++++ GIVEN ENTRIES ++++

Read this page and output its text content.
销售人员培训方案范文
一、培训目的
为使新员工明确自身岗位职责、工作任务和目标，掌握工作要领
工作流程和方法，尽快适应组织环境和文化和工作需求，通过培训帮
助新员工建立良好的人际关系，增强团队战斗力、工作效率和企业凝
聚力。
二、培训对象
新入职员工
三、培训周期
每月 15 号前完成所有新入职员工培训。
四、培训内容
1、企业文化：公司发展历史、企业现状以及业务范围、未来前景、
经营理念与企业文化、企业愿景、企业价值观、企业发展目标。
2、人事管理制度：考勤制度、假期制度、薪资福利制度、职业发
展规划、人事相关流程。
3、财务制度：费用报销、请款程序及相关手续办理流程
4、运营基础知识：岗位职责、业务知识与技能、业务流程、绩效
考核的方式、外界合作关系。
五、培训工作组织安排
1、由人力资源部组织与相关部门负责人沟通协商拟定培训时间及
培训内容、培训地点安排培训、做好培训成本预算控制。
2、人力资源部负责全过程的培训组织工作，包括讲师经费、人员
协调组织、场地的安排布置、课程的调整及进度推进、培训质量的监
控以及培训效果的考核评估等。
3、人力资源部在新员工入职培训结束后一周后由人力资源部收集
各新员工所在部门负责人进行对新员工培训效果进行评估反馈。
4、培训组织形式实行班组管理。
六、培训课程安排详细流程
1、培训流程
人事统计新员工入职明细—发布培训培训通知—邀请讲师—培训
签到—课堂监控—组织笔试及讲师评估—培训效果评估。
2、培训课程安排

++++

■ **TASK DIRECTIONS**
From the records above, extract every entry exactly as given.

■ **ANSWER IN FULL**
Read this page and output its text content.
销售人员培训方案范文
一、培训目的
为使新员工明确自身岗位职责、工作任务和目标，掌握工作要领
工作流程和方法，尽快适应组织环境和文化和工作需求，通过培训帮
助新员工建立良好的人际关系，增强团队战斗力、工作效率和企业凝
聚力。
二、培训对象
新入职员工
三、培训周期
每月 15 号前完成所有新入职员工培训。
四、培训内容
1、企业文化：公司发展历史、企业现状以及业务范围、未来前景、
经营理念与企业文化、企业愿景、企业价值观、企业发展目标。
2、人事管理制度：考勤制度、假期制度、薪资福利制度、职业发
展规划、人事相关流程。
3、财务制度：费用报销、请款程序及相关手续办理流程
4、运营基础知识：岗位职责、业务知识与技能、业务流程、绩效
考核的方式、外界合作关系。
五、培训工作组织安排
1、由人力资源部组织与相关部门负责人沟通协商拟定培训时间及
培训内容、培训地点安排培训、做好培训成本预算控制。
2、人力资源部负责全过程的培训组织工作，包括讲师经费、人员
协调组织、场地的安排布置、课程的调整及进度推进、培训质量的监
控以及培训效果的考核评估等。
3、人力资源部在新员工入职培训结束后一周后由人力资源部收集
各新员工所在部门负责人进行对新员工培训效果进行评估反馈。
4、培训组织形式实行班组管理。
六、培训课程安排详细流程
1、培训流程
人事统计新员工入职明细—发布培训培训通知—邀请讲师—培训
签到—课堂监控—组织笔试及讲师评估—培训效果评估。
2、培训课程安排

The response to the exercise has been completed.